→ DATA

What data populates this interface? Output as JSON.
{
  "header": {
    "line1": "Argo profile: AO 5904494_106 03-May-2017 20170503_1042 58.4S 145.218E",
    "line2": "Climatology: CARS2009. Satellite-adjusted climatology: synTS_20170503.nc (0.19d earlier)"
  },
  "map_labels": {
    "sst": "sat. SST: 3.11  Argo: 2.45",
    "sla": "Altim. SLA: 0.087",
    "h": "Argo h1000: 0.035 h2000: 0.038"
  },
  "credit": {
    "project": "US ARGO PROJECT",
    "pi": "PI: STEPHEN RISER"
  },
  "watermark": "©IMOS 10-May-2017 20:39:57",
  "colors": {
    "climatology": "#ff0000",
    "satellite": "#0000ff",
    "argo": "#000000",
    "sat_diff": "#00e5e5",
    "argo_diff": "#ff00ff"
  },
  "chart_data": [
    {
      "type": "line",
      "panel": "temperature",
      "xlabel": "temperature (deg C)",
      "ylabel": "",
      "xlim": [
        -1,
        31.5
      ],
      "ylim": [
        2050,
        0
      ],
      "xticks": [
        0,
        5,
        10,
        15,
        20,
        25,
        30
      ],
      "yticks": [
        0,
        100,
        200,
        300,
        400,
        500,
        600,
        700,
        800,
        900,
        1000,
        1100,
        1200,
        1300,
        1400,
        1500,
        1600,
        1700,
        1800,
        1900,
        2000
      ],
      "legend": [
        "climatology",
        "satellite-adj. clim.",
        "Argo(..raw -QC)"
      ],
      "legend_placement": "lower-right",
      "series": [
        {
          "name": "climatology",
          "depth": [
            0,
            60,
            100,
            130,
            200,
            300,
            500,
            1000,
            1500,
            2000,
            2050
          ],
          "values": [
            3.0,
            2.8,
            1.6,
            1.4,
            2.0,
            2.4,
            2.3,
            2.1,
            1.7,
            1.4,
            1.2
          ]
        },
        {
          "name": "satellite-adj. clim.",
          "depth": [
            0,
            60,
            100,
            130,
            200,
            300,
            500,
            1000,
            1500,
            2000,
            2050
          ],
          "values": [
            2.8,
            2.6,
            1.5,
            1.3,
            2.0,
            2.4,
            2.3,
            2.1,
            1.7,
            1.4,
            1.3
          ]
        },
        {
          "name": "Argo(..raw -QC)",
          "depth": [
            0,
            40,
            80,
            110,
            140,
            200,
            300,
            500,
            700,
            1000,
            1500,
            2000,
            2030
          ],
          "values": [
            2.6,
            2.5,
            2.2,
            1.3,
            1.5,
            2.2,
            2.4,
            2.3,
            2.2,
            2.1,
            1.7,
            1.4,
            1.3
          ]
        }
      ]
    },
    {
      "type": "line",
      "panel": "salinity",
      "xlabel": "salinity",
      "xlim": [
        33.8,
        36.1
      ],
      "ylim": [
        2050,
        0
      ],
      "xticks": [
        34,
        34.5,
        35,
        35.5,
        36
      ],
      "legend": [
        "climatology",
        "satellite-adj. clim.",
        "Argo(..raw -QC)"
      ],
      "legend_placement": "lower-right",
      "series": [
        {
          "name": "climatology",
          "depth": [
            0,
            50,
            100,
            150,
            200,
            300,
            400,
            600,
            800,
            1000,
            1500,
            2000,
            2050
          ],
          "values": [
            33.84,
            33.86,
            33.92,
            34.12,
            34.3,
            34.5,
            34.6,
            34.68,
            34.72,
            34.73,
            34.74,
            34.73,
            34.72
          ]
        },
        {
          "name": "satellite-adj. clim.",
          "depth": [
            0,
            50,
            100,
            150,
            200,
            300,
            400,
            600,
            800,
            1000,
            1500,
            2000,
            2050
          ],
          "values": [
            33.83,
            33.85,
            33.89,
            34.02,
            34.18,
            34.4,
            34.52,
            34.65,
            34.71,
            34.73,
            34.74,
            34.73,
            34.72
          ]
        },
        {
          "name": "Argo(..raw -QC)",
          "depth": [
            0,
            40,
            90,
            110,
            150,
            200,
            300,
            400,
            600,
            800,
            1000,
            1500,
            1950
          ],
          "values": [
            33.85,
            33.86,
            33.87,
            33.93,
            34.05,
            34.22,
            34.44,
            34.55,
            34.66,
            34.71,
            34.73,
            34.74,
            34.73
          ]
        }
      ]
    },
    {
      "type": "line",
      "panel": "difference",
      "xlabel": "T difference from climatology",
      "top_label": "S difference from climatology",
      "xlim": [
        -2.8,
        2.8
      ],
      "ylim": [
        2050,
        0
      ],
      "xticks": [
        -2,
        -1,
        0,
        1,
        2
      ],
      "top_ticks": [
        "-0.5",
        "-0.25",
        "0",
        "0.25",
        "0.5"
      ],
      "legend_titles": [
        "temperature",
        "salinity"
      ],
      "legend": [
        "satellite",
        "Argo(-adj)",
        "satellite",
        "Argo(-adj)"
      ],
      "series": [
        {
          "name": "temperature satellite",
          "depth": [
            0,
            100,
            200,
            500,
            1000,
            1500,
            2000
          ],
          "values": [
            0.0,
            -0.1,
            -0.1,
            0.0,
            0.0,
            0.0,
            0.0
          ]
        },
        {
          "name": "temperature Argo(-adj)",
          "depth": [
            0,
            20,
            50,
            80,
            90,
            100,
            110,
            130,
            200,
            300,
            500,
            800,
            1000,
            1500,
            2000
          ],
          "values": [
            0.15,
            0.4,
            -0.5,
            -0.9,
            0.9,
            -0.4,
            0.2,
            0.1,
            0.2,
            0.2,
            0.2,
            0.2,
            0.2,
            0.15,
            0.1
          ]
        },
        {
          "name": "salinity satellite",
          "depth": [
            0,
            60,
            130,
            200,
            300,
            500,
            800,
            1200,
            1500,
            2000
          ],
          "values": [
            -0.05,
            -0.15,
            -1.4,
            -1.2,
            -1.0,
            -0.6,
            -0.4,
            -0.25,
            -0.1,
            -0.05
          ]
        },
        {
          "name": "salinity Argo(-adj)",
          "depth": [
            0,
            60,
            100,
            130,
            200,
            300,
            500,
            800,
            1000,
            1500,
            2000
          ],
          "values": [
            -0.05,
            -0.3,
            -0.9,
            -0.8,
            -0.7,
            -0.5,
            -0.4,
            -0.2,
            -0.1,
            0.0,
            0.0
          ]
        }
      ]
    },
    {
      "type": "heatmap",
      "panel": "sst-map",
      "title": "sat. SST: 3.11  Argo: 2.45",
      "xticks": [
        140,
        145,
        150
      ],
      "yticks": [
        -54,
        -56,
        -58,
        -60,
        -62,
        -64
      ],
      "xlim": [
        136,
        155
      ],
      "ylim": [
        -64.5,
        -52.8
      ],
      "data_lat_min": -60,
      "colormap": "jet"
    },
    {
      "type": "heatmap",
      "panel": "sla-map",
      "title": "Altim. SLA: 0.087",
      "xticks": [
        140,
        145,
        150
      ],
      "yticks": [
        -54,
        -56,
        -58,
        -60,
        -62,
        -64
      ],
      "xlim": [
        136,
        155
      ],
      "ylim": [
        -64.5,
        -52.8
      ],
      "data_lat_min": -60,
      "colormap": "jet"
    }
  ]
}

→ WHAT THE EXERCISE ASKS
Your task is to quote all of the data word for word.

→ EXERCISE RESPONSE
What data populates this interface? Output as JSON.
{
  "header": {
    "line1": "Argo profile: AO 5904494_106 03-May-2017 20170503_1042 58.4S 145.218E",
    "line2": "Climatology: CARS2009. Satellite-adjusted climatology: synTS_20170503.nc (0.19d earlier)"
  },
  "map_labels": {
    "sst": "sat. SST: 3.11  Argo: 2.45",
    "sla": "Altim. SLA: 0.087",
    "h": "Argo h1000: 0.035 h2000: 0.038"
  },
  "credit": {
    "project": "US ARGO PROJECT",
    "pi": "PI: STEPHEN RISER"
  },
  "watermark": "©IMOS 10-May-2017 20:39:57",
  "colors": {
    "climatology": "#ff0000",
    "satellite": "#0000ff",
    "argo": "#000000",
    "sat_diff": "#00e5e5",
    "argo_diff": "#ff00ff"
  },
  "chart_data": [
    {
      "type": "line",
      "panel": "temperature",
      "xlabel": "temperature (deg C)",
      "ylabel": "",
      "xlim": [
        -1,
        31.5
      ],
      "ylim": [
        2050,
        0
      ],
      "xticks": [
        0,
        5,
        10,
        15,
        20,
        25,
        30
      ],
      "yticks": [
        0,
        100,
        200,
        300,
        400,
        500,
        600,
        700,
        800,
        900,
        1000,
        1100,
        1200,
        1300,
        1400,
        1500,
        1600,
        1700,
        1800,
        1900,
        2000
      ],
      "legend": [
        "climatology",
        "satellite-adj. clim.",
        "Argo(..raw -QC)"
      ],
      "legend_placement": "lower-right",
      "series": [
        {
          "name": "climatology",
          "depth": [
            0,
            60,
            100,
            130,
            200,
            300,
            500,
            1000,
            1500,
            2000,
            2050
          ],
          "values": [
            3.0,
            2.8,
            1.6,
            1.4,
            2.0,
            2.4,
            2.3,
            2.1,
            1.7,
            1.4,
            1.2
          ]
        },
        {
          "name": "satellite-adj. clim.",
          "depth": [
            0,
            60,
            100,
            130,
            200,
            300,
            500,
            1000,
            1500,
            2000,
            2050
          ],
          "values": [
            2.8,
            2.6,
            1.5,
            1.3,
            2.0,
            2.4,
            2.3,
            2.1,
            1.7,
            1.4,
            1.3
          ]
        },
        {
          "name": "Argo(..raw -QC)",
          "depth": [
            0,
            40,
            80,
            110,
            140,
            200,
            300,
            500,
            700,
            1000,
            1500,
            2000,
            2030
          ],
          "values": [
            2.6,
            2.5,
            2.2,
            1.3,
            1.5,
            2.2,
            2.4,
            2.3,
            2.2,
            2.1,
            1.7,
            1.4,
            1.3
          ]
        }
      ]
    },
    {
      "type": "line",
      "panel": "salinity",
      "xlabel": "salinity",
      "xlim": [
        33.8,
        36.1
      ],
      "ylim": [
        2050,
        0
      ],
      "xticks": [
        34,
        34.5,
        35,
        35.5,
        36
      ],
      "legend": [
        "climatology",
        "satellite-adj. clim.",
        "Argo(..raw -QC)"
      ],
      "legend_placement": "lower-right",
      "series": [
        {
          "name": "climatology",
          "depth": [
            0,
            50,
            100,
            150,
            200,
            300,
            400,
            600,
            800,
            1000,
            1500,
            2000,
            2050
          ],
          "values": [
            33.84,
            33.86,
            33.92,
            34.12,
            34.3,
            34.5,
            34.6,
            34.68,
            34.72,
            34.73,
            34.74,
            34.73,
            34.72
          ]
        },
        {
          "name": "satellite-adj. clim.",
          "depth": [
            0,
            50,
            100,
            150,
            200,
            300,
            400,
            600,
            800,
            1000,
            1500,
            2000,
            2050
          ],
          "values": [
            33.83,
            33.85,
            33.89,
            34.02,
            34.18,
            34.4,
            34.52,
            34.65,
            34.71,
            34.73,
            34.74,
            34.73,
            34.72
          ]
        },
        {
          "name": "Argo(..raw -QC)",
          "depth": [
            0,
            40,
            90,
            110,
            150,
            200,
            300,
            400,
            600,
            800,
            1000,
            1500,
            1950
          ],
          "values": [
            33.85,
            33.86,
            33.87,
            33.93,
            34.05,
            34.22,
            34.44,
            34.55,
            34.66,
            34.71,
            34.73,
            34.74,
            34.73
          ]
        }
      ]
    },
    {
      "type": "line",
      "panel": "difference",
      "xlabel": "T difference from climatology",
      "top_label": "S difference from climatology",
      "xlim": [
        -2.8,
        2.8
      ],
      "ylim": [
        2050,
        0
      ],
      "xticks": [
        -2,
        -1,
        0,
        1,
        2
      ],
      "top_ticks": [
        "-0.5",
        "-0.25",
        "0",
        "0.25",
        "0.5"
      ],
      "legend_titles": [
        "temperature",
        "salinity"
      ],
      "legend": [
        "satellite",
        "Argo(-adj)",
        "satellite",
        "Argo(-adj)"
      ],
      "series": [
        {
          "name": "temperature satellite",
          "depth": [
            0,
            100,
            200,
            500,
            1000,
            1500,
            2000
          ],
          "values": [
            0.0,
            -0.1,
            -0.1,
            0.0,
            0.0,
            0.0,
            0.0
          ]
        },
        {
          "name": "temperature Argo(-adj)",
          "depth": [
            0,
            20,
            50,
            80,
            90,
            100,
            110,
            130,
            200,
            300,
            500,
            800,
            1000,
            1500,
            2000
          ],
          "values": [
            0.15,
            0.4,
            -0.5,
            -0.9,
            0.9,
            -0.4,
            0.2,
            0.1,
            0.2,
            0.2,
            0.2,
            0.2,
            0.2,
            0.15,
            0.1
          ]
        },
        {
          "name": "salinity satellite",
          "depth": [
            0,
            60,
            130,
            200,
            300,
            500,
            800,
            1200,
            1500,
            2000
          ],
          "values": [
            -0.05,
            -0.15,
            -1.4,
            -1.2,
            -1.0,
            -0.6,
            -0.4,
            -0.25,
            -0.1,
            -0.05
          ]
        },
        {
          "name": "salinity Argo(-adj)",
          "depth": [
            0,
            60,
            100,
            130,
            200,
            300,
            500,
            800,
            1000,
            1500,
            2000
          ],
          "values": [
            -0.05,
            -0.3,
            -0.9,
            -0.8,
            -0.7,
            -0.5,
            -0.4,
            -0.2,
            -0.1,
            0.0,
            0.0
          ]
        }
      ]
    },
    {
      "type": "heatmap",
      "panel": "sst-map",
      "title": "sat. SST: 3.11  Argo: 2.45",
      "xticks": [
        140,
        145,
        150
      ],
      "yticks": [
        -54,
        -56,
        -58,
        -60,
        -62,
        -64
      ],
      "xlim": [
        136,
        155
      ],
      "ylim": [
        -64.5,
        -52.8
      ],
      "data_lat_min": -60,
      "colormap": "jet"
    },
    {
      "type": "heatmap",
      "panel": "sla-map",
      "title": "Altim. SLA: 0.087",
      "xticks": [
        140,
        145,
        150
      ],
      "yticks": [
        -54,
        -56,
        -58,
        -60,
        -62,
        -64
      ],
      "xlim": [
        136,
        155
      ],
      "ylim": [
        -64.5,
        -52.8
      ],
      "data_lat_min": -60,
      "colormap": "jet"
    }
  ]
}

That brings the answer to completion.